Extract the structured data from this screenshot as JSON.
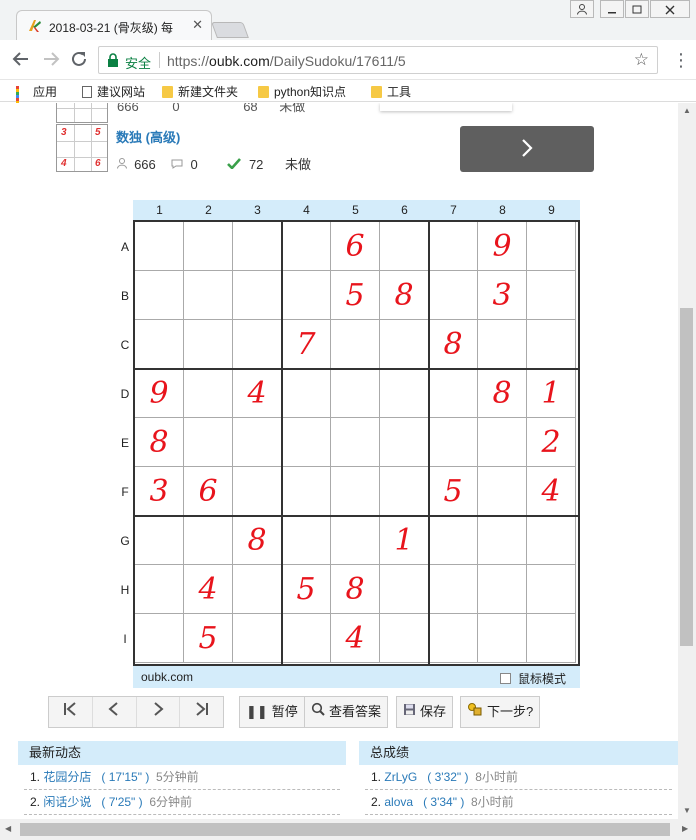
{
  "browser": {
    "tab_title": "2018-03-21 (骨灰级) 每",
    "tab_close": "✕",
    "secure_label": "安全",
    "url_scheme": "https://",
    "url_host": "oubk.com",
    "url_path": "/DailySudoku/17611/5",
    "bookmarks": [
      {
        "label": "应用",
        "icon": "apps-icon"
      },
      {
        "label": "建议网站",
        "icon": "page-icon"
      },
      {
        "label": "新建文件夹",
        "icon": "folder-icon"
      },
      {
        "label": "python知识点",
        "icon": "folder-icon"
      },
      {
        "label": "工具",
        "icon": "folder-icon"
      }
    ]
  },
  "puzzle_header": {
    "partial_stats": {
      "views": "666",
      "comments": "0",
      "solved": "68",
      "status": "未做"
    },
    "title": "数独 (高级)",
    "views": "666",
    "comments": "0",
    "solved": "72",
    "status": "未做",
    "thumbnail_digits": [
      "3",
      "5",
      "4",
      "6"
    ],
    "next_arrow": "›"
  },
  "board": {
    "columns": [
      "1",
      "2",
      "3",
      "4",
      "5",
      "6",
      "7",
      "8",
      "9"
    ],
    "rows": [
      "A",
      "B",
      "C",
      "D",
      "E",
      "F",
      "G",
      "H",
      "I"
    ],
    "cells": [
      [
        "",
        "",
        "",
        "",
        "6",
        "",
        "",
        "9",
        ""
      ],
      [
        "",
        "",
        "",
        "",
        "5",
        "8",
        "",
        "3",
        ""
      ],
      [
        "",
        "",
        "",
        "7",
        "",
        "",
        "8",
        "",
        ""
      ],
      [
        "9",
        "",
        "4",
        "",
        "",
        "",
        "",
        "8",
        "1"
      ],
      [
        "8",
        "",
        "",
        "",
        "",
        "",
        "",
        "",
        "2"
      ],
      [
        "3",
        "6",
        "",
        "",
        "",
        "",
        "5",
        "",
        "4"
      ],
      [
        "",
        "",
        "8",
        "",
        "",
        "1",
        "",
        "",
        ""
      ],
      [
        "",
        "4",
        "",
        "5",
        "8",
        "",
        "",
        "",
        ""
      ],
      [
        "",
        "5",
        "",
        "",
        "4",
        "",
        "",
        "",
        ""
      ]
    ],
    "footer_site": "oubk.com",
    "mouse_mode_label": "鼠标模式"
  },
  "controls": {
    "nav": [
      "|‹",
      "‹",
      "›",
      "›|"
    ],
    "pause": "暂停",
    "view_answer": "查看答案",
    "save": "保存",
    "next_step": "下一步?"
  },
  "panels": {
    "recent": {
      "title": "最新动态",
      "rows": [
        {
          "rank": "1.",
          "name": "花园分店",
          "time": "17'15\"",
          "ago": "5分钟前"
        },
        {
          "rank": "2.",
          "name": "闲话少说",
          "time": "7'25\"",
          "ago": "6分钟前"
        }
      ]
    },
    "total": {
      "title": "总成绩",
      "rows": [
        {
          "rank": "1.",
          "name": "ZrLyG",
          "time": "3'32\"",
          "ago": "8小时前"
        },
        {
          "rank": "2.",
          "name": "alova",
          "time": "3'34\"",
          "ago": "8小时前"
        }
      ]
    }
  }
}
═══
_Short task_.
Output every entry verbatim. Pictures do not belong in the copy.

_Response_.
Extract the structured data from this screenshot as JSON.
{
  "browser": {
    "tab_title": "2018-03-21 (骨灰级) 每",
    "tab_close": "✕",
    "secure_label": "安全",
    "url_scheme": "https://",
    "url_host": "oubk.com",
    "url_path": "/DailySudoku/17611/5",
    "bookmarks": [
      {
        "label": "应用",
        "icon": "apps-icon"
      },
      {
        "label": "建议网站",
        "icon": "page-icon"
      },
      {
        "label": "新建文件夹",
        "icon": "folder-icon"
      },
      {
        "label": "python知识点",
        "icon": "folder-icon"
      },
      {
        "label": "工具",
        "icon": "folder-icon"
      }
    ]
  },
  "puzzle_header": {
    "partial_stats": {
      "views": "666",
      "comments": "0",
      "solved": "68",
      "status": "未做"
    },
    "title": "数独 (高级)",
    "views": "666",
    "comments": "0",
    "solved": "72",
    "status": "未做",
    "thumbnail_digits": [
      "3",
      "5",
      "4",
      "6"
    ],
    "next_arrow": "›"
  },
  "board": {
    "columns": [
      "1",
      "2",
      "3",
      "4",
      "5",
      "6",
      "7",
      "8",
      "9"
    ],
    "rows": [
      "A",
      "B",
      "C",
      "D",
      "E",
      "F",
      "G",
      "H",
      "I"
    ],
    "cells": [
      [
        "",
        "",
        "",
        "",
        "6",
        "",
        "",
        "9",
        ""
      ],
      [
        "",
        "",
        "",
        "",
        "5",
        "8",
        "",
        "3",
        ""
      ],
      [
        "",
        "",
        "",
        "7",
        "",
        "",
        "8",
        "",
        ""
      ],
      [
        "9",
        "",
        "4",
        "",
        "",
        "",
        "",
        "8",
        "1"
      ],
      [
        "8",
        "",
        "",
        "",
        "",
        "",
        "",
        "",
        "2"
      ],
      [
        "3",
        "6",
        "",
        "",
        "",
        "",
        "5",
        "",
        "4"
      ],
      [
        "",
        "",
        "8",
        "",
        "",
        "1",
        "",
        "",
        ""
      ],
      [
        "",
        "4",
        "",
        "5",
        "8",
        "",
        "",
        "",
        ""
      ],
      [
        "",
        "5",
        "",
        "",
        "4",
        "",
        "",
        "",
        ""
      ]
    ],
    "footer_site": "oubk.com",
    "mouse_mode_label": "鼠标模式"
  },
  "controls": {
    "nav": [
      "|‹",
      "‹",
      "›",
      "›|"
    ],
    "pause": "暂停",
    "view_answer": "查看答案",
    "save": "保存",
    "next_step": "下一步?"
  },
  "panels": {
    "recent": {
      "title": "最新动态",
      "rows": [
        {
          "rank": "1.",
          "name": "花园分店",
          "time": "17'15\"",
          "ago": "5分钟前"
        },
        {
          "rank": "2.",
          "name": "闲话少说",
          "time": "7'25\"",
          "ago": "6分钟前"
        }
      ]
    },
    "total": {
      "title": "总成绩",
      "rows": [
        {
          "rank": "1.",
          "name": "ZrLyG",
          "time": "3'32\"",
          "ago": "8小时前"
        },
        {
          "rank": "2.",
          "name": "alova",
          "time": "3'34\"",
          "ago": "8小时前"
        }
      ]
    }
  }
}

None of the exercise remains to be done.